- [Description of the task]: Pull every line with the word "JSON" out of the entries below.

- [Dataset rows about figures]:
######
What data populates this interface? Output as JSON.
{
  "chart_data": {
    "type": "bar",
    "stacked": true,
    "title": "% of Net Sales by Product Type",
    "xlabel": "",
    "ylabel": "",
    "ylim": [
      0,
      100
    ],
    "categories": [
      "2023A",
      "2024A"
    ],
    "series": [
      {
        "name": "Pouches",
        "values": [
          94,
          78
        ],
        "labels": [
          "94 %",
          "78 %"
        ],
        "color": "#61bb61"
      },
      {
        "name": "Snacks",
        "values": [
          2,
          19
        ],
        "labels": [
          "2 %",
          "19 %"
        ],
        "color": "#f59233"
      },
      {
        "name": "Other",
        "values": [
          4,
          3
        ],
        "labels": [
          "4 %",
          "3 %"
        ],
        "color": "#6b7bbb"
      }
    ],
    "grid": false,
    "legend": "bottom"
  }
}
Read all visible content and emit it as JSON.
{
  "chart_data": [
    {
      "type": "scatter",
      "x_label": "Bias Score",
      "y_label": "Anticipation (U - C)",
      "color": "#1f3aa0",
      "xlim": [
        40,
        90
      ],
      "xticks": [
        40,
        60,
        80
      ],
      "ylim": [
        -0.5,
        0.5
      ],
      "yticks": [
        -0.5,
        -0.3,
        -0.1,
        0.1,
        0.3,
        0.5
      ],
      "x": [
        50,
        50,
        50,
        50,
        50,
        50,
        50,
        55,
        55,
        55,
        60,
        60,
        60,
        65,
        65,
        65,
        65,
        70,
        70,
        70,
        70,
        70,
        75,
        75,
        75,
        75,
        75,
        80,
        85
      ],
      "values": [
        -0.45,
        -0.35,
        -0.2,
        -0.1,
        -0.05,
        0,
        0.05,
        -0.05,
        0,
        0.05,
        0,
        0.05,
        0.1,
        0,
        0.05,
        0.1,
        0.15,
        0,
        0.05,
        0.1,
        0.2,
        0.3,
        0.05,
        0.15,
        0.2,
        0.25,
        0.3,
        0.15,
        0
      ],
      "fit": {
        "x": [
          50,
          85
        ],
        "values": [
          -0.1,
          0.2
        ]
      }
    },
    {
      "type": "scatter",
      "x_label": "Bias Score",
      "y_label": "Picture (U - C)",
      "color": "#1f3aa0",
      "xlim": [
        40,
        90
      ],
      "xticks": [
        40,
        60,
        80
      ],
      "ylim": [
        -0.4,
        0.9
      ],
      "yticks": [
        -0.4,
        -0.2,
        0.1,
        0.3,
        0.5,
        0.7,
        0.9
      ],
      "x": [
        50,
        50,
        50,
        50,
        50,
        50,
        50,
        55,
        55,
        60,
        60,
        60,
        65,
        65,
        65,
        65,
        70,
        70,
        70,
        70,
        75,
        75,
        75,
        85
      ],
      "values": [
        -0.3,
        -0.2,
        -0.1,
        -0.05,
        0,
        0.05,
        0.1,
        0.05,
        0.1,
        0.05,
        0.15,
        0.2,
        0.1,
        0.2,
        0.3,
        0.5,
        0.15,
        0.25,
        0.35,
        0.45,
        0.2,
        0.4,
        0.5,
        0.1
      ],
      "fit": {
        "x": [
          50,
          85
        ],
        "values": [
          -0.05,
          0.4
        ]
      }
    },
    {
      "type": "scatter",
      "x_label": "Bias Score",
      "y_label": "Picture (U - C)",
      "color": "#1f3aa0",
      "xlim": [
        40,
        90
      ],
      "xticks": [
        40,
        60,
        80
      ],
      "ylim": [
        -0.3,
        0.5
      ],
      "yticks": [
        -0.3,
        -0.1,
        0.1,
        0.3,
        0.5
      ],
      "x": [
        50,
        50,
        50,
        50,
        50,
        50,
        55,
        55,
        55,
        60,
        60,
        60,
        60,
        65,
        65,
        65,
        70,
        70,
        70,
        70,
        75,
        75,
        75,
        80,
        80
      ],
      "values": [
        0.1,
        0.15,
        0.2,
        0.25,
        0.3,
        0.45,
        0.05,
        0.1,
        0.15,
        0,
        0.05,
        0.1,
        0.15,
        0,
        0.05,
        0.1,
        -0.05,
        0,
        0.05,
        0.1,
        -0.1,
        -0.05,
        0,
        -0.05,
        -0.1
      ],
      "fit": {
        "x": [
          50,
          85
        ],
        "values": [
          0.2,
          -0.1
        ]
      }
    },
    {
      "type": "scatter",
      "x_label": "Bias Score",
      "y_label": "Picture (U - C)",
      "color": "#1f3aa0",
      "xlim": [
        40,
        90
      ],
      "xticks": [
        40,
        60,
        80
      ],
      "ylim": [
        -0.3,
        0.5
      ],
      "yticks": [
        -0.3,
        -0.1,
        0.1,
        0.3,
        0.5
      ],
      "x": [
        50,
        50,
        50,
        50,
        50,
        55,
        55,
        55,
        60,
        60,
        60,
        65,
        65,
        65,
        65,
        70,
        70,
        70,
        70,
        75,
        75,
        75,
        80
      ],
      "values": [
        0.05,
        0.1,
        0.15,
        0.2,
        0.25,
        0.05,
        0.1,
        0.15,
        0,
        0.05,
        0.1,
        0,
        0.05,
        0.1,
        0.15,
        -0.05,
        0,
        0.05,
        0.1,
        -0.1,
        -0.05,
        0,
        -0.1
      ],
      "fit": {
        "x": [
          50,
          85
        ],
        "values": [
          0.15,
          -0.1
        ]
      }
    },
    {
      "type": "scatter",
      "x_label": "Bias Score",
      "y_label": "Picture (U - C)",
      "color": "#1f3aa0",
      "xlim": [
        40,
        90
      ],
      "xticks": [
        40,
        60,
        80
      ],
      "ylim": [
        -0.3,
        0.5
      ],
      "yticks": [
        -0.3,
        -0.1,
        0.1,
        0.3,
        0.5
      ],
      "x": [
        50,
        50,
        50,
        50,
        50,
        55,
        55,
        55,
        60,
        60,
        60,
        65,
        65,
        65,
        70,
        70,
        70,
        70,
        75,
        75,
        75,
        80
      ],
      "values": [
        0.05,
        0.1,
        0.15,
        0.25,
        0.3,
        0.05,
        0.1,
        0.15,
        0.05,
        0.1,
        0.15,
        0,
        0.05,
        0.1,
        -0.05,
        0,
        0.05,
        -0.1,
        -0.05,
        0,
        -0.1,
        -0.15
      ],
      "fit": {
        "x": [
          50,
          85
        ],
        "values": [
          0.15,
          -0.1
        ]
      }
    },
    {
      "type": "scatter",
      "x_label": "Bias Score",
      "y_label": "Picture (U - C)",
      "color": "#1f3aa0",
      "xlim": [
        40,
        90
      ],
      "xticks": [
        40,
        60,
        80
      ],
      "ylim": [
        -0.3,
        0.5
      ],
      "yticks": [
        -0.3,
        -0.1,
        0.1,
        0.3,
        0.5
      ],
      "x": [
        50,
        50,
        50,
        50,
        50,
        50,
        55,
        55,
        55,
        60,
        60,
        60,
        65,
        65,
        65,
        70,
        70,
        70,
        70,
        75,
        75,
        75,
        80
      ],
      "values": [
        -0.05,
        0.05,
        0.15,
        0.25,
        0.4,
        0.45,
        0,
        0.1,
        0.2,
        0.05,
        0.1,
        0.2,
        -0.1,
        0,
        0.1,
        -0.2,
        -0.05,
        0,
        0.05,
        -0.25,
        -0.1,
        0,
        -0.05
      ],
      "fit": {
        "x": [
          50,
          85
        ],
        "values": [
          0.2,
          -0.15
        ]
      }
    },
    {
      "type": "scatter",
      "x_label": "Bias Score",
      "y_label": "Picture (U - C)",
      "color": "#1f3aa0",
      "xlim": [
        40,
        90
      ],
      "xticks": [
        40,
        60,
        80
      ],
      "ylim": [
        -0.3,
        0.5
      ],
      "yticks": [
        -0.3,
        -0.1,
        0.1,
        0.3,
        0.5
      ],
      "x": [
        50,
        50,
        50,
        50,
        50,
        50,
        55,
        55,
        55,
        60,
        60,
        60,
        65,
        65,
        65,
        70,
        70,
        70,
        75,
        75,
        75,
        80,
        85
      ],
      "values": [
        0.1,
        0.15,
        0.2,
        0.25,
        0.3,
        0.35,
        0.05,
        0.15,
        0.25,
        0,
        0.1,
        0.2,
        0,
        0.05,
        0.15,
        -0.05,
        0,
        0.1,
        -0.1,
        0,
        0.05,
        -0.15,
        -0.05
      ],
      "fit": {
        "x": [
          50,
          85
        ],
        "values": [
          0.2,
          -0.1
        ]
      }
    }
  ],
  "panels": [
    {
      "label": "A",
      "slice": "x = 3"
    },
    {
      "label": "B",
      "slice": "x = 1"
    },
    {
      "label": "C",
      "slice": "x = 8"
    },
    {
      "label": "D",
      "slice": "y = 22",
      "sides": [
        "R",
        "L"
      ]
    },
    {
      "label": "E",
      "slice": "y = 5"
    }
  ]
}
######
- [The solution]:
What data populates this interface? Output as JSON.
Read all visible content and emit it as JSON.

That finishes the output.